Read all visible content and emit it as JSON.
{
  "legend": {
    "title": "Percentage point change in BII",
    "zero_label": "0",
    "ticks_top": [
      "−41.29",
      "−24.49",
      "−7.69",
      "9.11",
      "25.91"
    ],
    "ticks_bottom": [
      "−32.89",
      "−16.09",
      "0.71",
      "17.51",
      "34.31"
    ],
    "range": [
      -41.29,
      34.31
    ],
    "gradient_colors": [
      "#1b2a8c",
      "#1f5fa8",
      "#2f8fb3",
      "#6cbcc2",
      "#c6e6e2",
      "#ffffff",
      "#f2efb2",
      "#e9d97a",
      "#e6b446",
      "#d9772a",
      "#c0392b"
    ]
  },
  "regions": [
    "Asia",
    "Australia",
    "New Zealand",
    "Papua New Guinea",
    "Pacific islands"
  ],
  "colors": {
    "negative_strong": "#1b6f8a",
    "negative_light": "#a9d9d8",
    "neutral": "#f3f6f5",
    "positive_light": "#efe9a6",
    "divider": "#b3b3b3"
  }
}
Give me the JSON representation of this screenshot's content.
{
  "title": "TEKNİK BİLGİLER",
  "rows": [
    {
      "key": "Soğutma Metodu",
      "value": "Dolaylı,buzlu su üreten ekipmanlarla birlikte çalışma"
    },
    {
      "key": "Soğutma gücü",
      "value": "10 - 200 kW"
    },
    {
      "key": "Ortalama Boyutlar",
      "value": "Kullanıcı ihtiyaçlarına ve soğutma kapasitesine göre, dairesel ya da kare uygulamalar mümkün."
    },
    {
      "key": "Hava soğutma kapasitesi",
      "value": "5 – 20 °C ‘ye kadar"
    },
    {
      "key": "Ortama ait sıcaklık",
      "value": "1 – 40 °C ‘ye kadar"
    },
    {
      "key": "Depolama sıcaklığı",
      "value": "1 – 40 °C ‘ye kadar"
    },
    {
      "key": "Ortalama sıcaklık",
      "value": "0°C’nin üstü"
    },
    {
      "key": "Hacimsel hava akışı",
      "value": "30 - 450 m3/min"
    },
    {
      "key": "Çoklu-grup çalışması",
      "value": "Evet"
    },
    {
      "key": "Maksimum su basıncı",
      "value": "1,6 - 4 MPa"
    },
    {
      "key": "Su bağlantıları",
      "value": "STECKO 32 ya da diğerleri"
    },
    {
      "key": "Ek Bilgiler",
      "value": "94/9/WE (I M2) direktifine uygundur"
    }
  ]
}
:::::
Requirement: Repeat all of the entries exactly.

Solved problem:
Read all visible content and emit it as JSON.
{
  "legend": {
    "title": "Percentage point change in BII",
    "zero_label": "0",
    "ticks_top": [
      "−41.29",
      "−24.49",
      "−7.69",
      "9.11",
      "25.91"
    ],
    "ticks_bottom": [
      "−32.89",
      "−16.09",
      "0.71",
      "17.51",
      "34.31"
    ],
    "range": [
      -41.29,
      34.31
    ],
    "gradient_colors": [
      "#1b2a8c",
      "#1f5fa8",
      "#2f8fb3",
      "#6cbcc2",
      "#c6e6e2",
      "#ffffff",
      "#f2efb2",
      "#e9d97a",
      "#e6b446",
      "#d9772a",
      "#c0392b"
    ]
  },
  "regions": [
    "Asia",
    "Australia",
    "New Zealand",
    "Papua New Guinea",
    "Pacific islands"
  ],
  "colors": {
    "negative_strong": "#1b6f8a",
    "negative_light": "#a9d9d8",
    "neutral": "#f3f6f5",
    "positive_light": "#efe9a6",
    "divider": "#b3b3b3"
  }
}
Give me the JSON representation of this screenshot's content.
{
  "title": "TEKNİK BİLGİLER",
  "rows": [
    {
      "key": "Soğutma Metodu",
      "value": "Dolaylı,buzlu su üreten ekipmanlarla birlikte çalışma"
    },
    {
      "key": "Soğutma gücü",
      "value": "10 - 200 kW"
    },
    {
      "key": "Ortalama Boyutlar",
      "value": "Kullanıcı ihtiyaçlarına ve soğutma kapasitesine göre, dairesel ya da kare uygulamalar mümkün."
    },
    {
      "key": "Hava soğutma kapasitesi",
      "value": "5 – 20 °C ‘ye kadar"
    },
    {
      "key": "Ortama ait sıcaklık",
      "value": "1 – 40 °C ‘ye kadar"
    },
    {
      "key": "Depolama sıcaklığı",
      "value": "1 – 40 °C ‘ye kadar"
    },
    {
      "key": "Ortalama sıcaklık",
      "value": "0°C’nin üstü"
    },
    {
      "key": "Hacimsel hava akışı",
      "value": "30 - 450 m3/min"
    },
    {
      "key": "Çoklu-grup çalışması",
      "value": "Evet"
    },
    {
      "key": "Maksimum su basıncı",
      "value": "1,6 - 4 MPa"
    },
    {
      "key": "Su bağlantıları",
      "value": "STECKO 32 ya da diğerleri"
    },
    {
      "key": "Ek Bilgiler",
      "value": "94/9/WE (I M2) direktifine uygundur"
    }
  ]
}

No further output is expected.